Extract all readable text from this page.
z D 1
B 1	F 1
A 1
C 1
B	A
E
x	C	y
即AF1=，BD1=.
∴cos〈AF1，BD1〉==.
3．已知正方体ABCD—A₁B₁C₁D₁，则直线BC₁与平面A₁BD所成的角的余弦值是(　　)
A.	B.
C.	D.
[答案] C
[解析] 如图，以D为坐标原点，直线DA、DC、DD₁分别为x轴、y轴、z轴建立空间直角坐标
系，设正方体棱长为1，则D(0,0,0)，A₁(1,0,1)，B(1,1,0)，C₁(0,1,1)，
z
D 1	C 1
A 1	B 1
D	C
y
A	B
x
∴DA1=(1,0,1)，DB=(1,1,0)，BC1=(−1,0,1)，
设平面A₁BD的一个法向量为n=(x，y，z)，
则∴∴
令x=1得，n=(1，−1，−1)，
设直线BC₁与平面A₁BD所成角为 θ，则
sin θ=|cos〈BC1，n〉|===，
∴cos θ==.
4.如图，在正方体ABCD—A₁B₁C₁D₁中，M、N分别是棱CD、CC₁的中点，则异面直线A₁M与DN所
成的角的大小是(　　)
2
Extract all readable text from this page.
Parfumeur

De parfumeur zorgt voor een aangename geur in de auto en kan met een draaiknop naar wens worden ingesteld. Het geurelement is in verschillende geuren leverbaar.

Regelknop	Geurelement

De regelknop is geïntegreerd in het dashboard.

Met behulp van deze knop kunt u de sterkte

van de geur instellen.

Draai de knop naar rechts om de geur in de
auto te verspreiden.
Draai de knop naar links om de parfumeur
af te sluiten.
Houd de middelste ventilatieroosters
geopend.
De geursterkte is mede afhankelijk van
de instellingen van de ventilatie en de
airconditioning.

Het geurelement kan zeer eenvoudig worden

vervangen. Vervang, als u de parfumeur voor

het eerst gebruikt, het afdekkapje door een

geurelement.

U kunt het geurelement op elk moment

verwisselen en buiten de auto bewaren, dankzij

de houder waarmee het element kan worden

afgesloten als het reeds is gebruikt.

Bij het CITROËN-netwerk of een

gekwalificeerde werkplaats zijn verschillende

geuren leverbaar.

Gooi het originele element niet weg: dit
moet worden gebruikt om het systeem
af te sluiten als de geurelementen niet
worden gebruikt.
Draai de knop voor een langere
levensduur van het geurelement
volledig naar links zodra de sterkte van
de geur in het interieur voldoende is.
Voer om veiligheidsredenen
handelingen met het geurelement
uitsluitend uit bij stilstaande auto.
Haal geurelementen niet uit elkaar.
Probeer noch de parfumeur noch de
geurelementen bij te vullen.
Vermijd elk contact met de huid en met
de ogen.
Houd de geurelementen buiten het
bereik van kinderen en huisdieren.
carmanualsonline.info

---

Return the entries above exactly as they appear.

- [Task output]
Extract all readable text from this page.
z D 1
B 1	F 1
A 1
C 1
B	A
E
x	C	y
即AF1=，BD1=.
∴cos〈AF1，BD1〉==.
3．已知正方体ABCD—A₁B₁C₁D₁，则直线BC₁与平面A₁BD所成的角的余弦值是(　　)
A.	B.
C.	D.
[答案] C
[解析] 如图，以D为坐标原点，直线DA、DC、DD₁分别为x轴、y轴、z轴建立空间直角坐标
系，设正方体棱长为1，则D(0,0,0)，A₁(1,0,1)，B(1,1,0)，C₁(0,1,1)，
z
D 1	C 1
A 1	B 1
D	C
y
A	B
x
∴DA1=(1,0,1)，DB=(1,1,0)，BC1=(−1,0,1)，
设平面A₁BD的一个法向量为n=(x，y，z)，
则∴∴
令x=1得，n=(1，−1，−1)，
设直线BC₁与平面A₁BD所成角为 θ，则
sin θ=|cos〈BC1，n〉|===，
∴cos θ==.
4.如图，在正方体ABCD—A₁B₁C₁D₁中，M、N分别是棱CD、CC₁的中点，则异面直线A₁M与DN所
成的角的大小是(　　)
2
Extract all readable text from this page.
Parfumeur

De parfumeur zorgt voor een aangename geur in de auto en kan met een draaiknop naar wens worden ingesteld. Het geurelement is in verschillende geuren leverbaar.

Regelknop	Geurelement

De regelknop is geïntegreerd in het dashboard.

Met behulp van deze knop kunt u de sterkte

van de geur instellen.

Draai de knop naar rechts om de geur in de
auto te verspreiden.
Draai de knop naar links om de parfumeur
af te sluiten.
Houd de middelste ventilatieroosters
geopend.
De geursterkte is mede afhankelijk van
de instellingen van de ventilatie en de
airconditioning.

Het geurelement kan zeer eenvoudig worden

vervangen. Vervang, als u de parfumeur voor

het eerst gebruikt, het afdekkapje door een

geurelement.

U kunt het geurelement op elk moment

verwisselen en buiten de auto bewaren, dankzij

de houder waarmee het element kan worden

afgesloten als het reeds is gebruikt.

Bij het CITROËN-netwerk of een

gekwalificeerde werkplaats zijn verschillende

geuren leverbaar.

Gooi het originele element niet weg: dit
moet worden gebruikt om het systeem
af te sluiten als de geurelementen niet
worden gebruikt.
Draai de knop voor een langere
levensduur van het geurelement
volledig naar links zodra de sterkte van
de geur in het interieur voldoende is.
Voer om veiligheidsredenen
handelingen met het geurelement
uitsluitend uit bij stilstaande auto.
Haal geurelementen niet uit elkaar.
Probeer noch de parfumeur noch de
geurelementen bij te vullen.
Vermijd elk contact met de huid en met
de ogen.
Houd de geurelementen buiten het
bereik van kinderen en huisdieren.
carmanualsonline.info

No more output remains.